[Material supplied]
-*-*-

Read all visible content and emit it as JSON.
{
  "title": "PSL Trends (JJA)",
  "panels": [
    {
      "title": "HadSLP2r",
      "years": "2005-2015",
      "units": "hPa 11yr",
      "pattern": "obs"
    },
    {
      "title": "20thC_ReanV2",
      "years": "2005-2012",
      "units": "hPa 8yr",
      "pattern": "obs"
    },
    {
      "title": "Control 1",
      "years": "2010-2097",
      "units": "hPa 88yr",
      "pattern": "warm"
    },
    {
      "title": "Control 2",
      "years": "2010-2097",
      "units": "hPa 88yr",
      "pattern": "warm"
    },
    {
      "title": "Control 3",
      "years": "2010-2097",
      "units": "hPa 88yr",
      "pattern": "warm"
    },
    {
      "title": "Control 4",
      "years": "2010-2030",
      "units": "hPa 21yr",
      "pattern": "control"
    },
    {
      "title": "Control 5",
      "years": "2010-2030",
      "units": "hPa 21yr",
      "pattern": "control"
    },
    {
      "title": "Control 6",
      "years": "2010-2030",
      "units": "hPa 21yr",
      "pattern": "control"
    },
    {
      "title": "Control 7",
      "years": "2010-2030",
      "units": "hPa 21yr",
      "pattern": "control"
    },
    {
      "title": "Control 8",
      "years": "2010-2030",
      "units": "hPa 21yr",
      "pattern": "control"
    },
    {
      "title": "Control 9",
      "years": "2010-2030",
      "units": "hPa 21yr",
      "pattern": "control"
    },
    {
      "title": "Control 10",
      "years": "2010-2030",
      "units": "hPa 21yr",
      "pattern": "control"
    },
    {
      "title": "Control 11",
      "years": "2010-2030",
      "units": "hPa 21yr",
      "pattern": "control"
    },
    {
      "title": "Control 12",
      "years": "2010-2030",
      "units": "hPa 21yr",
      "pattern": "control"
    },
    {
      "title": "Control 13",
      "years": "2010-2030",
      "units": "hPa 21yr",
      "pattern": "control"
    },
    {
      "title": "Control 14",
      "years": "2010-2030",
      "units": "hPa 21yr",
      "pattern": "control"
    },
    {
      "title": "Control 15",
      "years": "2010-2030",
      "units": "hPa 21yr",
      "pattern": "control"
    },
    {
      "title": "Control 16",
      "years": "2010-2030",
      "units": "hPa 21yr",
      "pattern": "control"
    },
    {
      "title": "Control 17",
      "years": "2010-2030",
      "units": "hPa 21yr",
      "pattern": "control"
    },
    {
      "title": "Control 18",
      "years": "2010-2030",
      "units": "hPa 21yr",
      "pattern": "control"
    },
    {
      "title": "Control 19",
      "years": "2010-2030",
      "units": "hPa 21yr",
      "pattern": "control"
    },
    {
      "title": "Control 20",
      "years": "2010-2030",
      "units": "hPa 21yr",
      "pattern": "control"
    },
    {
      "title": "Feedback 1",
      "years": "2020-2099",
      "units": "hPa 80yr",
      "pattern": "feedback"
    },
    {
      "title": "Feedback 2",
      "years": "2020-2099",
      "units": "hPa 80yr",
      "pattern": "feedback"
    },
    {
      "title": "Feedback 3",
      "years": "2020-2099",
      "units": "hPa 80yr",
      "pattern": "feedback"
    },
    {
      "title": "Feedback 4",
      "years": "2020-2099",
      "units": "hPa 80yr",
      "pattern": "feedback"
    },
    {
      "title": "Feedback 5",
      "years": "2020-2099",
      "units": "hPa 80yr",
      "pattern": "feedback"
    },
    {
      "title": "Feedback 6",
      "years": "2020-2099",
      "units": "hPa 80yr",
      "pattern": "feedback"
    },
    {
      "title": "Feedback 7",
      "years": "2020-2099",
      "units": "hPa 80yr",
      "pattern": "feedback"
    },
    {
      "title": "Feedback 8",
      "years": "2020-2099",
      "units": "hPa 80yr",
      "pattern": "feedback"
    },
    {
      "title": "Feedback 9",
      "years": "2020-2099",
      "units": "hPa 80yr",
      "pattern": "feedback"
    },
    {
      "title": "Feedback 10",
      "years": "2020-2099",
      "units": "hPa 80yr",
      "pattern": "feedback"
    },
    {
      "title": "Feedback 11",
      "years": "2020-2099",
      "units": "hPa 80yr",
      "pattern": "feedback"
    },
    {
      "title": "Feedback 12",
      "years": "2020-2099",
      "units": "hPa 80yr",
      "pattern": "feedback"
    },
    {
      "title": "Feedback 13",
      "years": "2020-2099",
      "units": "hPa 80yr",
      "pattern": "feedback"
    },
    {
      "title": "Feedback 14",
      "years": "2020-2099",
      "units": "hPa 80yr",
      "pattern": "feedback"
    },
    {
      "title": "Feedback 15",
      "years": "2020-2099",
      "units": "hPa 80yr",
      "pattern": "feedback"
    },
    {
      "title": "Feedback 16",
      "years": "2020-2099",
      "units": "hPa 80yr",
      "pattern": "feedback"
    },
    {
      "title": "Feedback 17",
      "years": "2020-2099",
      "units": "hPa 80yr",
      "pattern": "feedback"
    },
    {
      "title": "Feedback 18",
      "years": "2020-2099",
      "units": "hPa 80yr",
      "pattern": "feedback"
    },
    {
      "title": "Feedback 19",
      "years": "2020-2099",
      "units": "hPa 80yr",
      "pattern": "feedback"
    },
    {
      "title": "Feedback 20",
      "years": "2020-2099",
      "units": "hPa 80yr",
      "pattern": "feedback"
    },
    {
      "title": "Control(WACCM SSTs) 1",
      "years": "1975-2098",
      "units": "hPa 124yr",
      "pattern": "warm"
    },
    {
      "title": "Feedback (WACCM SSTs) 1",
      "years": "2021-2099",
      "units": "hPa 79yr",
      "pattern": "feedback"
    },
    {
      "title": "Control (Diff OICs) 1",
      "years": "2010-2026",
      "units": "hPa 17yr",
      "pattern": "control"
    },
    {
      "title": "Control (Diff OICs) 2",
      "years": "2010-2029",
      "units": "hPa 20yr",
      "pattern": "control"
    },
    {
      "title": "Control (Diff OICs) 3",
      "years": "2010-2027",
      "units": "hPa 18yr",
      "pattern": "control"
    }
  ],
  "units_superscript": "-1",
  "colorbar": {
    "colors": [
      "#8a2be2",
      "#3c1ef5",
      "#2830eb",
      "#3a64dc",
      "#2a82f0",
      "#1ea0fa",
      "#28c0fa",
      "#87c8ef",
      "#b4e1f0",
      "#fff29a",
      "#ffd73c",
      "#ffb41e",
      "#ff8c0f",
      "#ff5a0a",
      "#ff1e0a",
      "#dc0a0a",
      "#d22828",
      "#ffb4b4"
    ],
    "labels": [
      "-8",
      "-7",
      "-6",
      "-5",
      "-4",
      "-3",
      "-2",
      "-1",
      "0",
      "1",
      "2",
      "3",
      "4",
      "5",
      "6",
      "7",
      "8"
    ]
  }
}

-*-*-

Every line of the material must be returned exactly as it appears.

Read all visible content and emit it as JSON.
{
  "title": "PSL Trends (JJA)",
  "panels": [
    {
      "title": "HadSLP2r",
      "years": "2005-2015",
      "units": "hPa 11yr",
      "pattern": "obs"
    },
    {
      "title": "20thC_ReanV2",
      "years": "2005-2012",
      "units": "hPa 8yr",
      "pattern": "obs"
    },
    {
      "title": "Control 1",
      "years": "2010-2097",
      "units": "hPa 88yr",
      "pattern": "warm"
    },
    {
      "title": "Control 2",
      "years": "2010-2097",
      "units": "hPa 88yr",
      "pattern": "warm"
    },
    {
      "title": "Control 3",
      "years": "2010-2097",
      "units": "hPa 88yr",
      "pattern": "warm"
    },
    {
      "title": "Control 4",
      "years": "2010-2030",
      "units": "hPa 21yr",
      "pattern": "control"
    },
    {
      "title": "Control 5",
      "years": "2010-2030",
      "units": "hPa 21yr",
      "pattern": "control"
    },
    {
      "title": "Control 6",
      "years": "2010-2030",
      "units": "hPa 21yr",
      "pattern": "control"
    },
    {
      "title": "Control 7",
      "years": "2010-2030",
      "units": "hPa 21yr",
      "pattern": "control"
    },
    {
      "title": "Control 8",
      "years": "2010-2030",
      "units": "hPa 21yr",
      "pattern": "control"
    },
    {
      "title": "Control 9",
      "years": "2010-2030",
      "units": "hPa 21yr",
      "pattern": "control"
    },
    {
      "title": "Control 10",
      "years": "2010-2030",
      "units": "hPa 21yr",
      "pattern": "control"
    },
    {
      "title": "Control 11",
      "years": "2010-2030",
      "units": "hPa 21yr",
      "pattern": "control"
    },
    {
      "title": "Control 12",
      "years": "2010-2030",
      "units": "hPa 21yr",
      "pattern": "control"
    },
    {
      "title": "Control 13",
      "years": "2010-2030",
      "units": "hPa 21yr",
      "pattern": "control"
    },
    {
      "title": "Control 14",
      "years": "2010-2030",
      "units": "hPa 21yr",
      "pattern": "control"
    },
    {
      "title": "Control 15",
      "years": "2010-2030",
      "units": "hPa 21yr",
      "pattern": "control"
    },
    {
      "title": "Control 16",
      "years": "2010-2030",
      "units": "hPa 21yr",
      "pattern": "control"
    },
    {
      "title": "Control 17",
      "years": "2010-2030",
      "units": "hPa 21yr",
      "pattern": "control"
    },
    {
      "title": "Control 18",
      "years": "2010-2030",
      "units": "hPa 21yr",
      "pattern": "control"
    },
    {
      "title": "Control 19",
      "years": "2010-2030",
      "units": "hPa 21yr",
      "pattern": "control"
    },
    {
      "title": "Control 20",
      "years": "2010-2030",
      "units": "hPa 21yr",
      "pattern": "control"
    },
    {
      "title": "Feedback 1",
      "years": "2020-2099",
      "units": "hPa 80yr",
      "pattern": "feedback"
    },
    {
      "title": "Feedback 2",
      "years": "2020-2099",
      "units": "hPa 80yr",
      "pattern": "feedback"
    },
    {
      "title": "Feedback 3",
      "years": "2020-2099",
      "units": "hPa 80yr",
      "pattern": "feedback"
    },
    {
      "title": "Feedback 4",
      "years": "2020-2099",
      "units": "hPa 80yr",
      "pattern": "feedback"
    },
    {
      "title": "Feedback 5",
      "years": "2020-2099",
      "units": "hPa 80yr",
      "pattern": "feedback"
    },
    {
      "title": "Feedback 6",
      "years": "2020-2099",
      "units": "hPa 80yr",
      "pattern": "feedback"
    },
    {
      "title": "Feedback 7",
      "years": "2020-2099",
      "units": "hPa 80yr",
      "pattern": "feedback"
    },
    {
      "title": "Feedback 8",
      "years": "2020-2099",
      "units": "hPa 80yr",
      "pattern": "feedback"
    },
    {
      "title": "Feedback 9",
      "years": "2020-2099",
      "units": "hPa 80yr",
      "pattern": "feedback"
    },
    {
      "title": "Feedback 10",
      "years": "2020-2099",
      "units": "hPa 80yr",
      "pattern": "feedback"
    },
    {
      "title": "Feedback 11",
      "years": "2020-2099",
      "units": "hPa 80yr",
      "pattern": "feedback"
    },
    {
      "title": "Feedback 12",
      "years": "2020-2099",
      "units": "hPa 80yr",
      "pattern": "feedback"
    },
    {
      "title": "Feedback 13",
      "years": "2020-2099",
      "units": "hPa 80yr",
      "pattern": "feedback"
    },
    {
      "title": "Feedback 14",
      "years": "2020-2099",
      "units": "hPa 80yr",
      "pattern": "feedback"
    },
    {
      "title": "Feedback 15",
      "years": "2020-2099",
      "units": "hPa 80yr",
      "pattern": "feedback"
    },
    {
      "title": "Feedback 16",
      "years": "2020-2099",
      "units": "hPa 80yr",
      "pattern": "feedback"
    },
    {
      "title": "Feedback 17",
      "years": "2020-2099",
      "units": "hPa 80yr",
      "pattern": "feedback"
    },
    {
      "title": "Feedback 18",
      "years": "2020-2099",
      "units": "hPa 80yr",
      "pattern": "feedback"
    },
    {
      "title": "Feedback 19",
      "years": "2020-2099",
      "units": "hPa 80yr",
      "pattern": "feedback"
    },
    {
      "title": "Feedback 20",
      "years": "2020-2099",
      "units": "hPa 80yr",
      "pattern": "feedback"
    },
    {
      "title": "Control(WACCM SSTs) 1",
      "years": "1975-2098",
      "units": "hPa 124yr",
      "pattern": "warm"
    },
    {
      "title": "Feedback (WACCM SSTs) 1",
      "years": "2021-2099",
      "units": "hPa 79yr",
      "pattern": "feedback"
    },
    {
      "title": "Control (Diff OICs) 1",
      "years": "2010-2026",
      "units": "hPa 17yr",
      "pattern": "control"
    },
    {
      "title": "Control (Diff OICs) 2",
      "years": "2010-2029",
      "units": "hPa 20yr",
      "pattern": "control"
    },
    {
      "title": "Control (Diff OICs) 3",
      "years": "2010-2027",
      "units": "hPa 18yr",
      "pattern": "control"
    }
  ],
  "units_superscript": "-1",
  "colorbar": {
    "colors": [
      "#8a2be2",
      "#3c1ef5",
      "#2830eb",
      "#3a64dc",
      "#2a82f0",
      "#1ea0fa",
      "#28c0fa",
      "#87c8ef",
      "#b4e1f0",
      "#fff29a",
      "#ffd73c",
      "#ffb41e",
      "#ff8c0f",
      "#ff5a0a",
      "#ff1e0a",
      "#dc0a0a",
      "#d22828",
      "#ffb4b4"
    ],
    "labels": [
      "-8",
      "-7",
      "-6",
      "-5",
      "-4",
      "-3",
      "-2",
      "-1",
      "0",
      "1",
      "2",
      "3",
      "4",
      "5",
      "6",
      "7",
      "8"
    ]
  }
}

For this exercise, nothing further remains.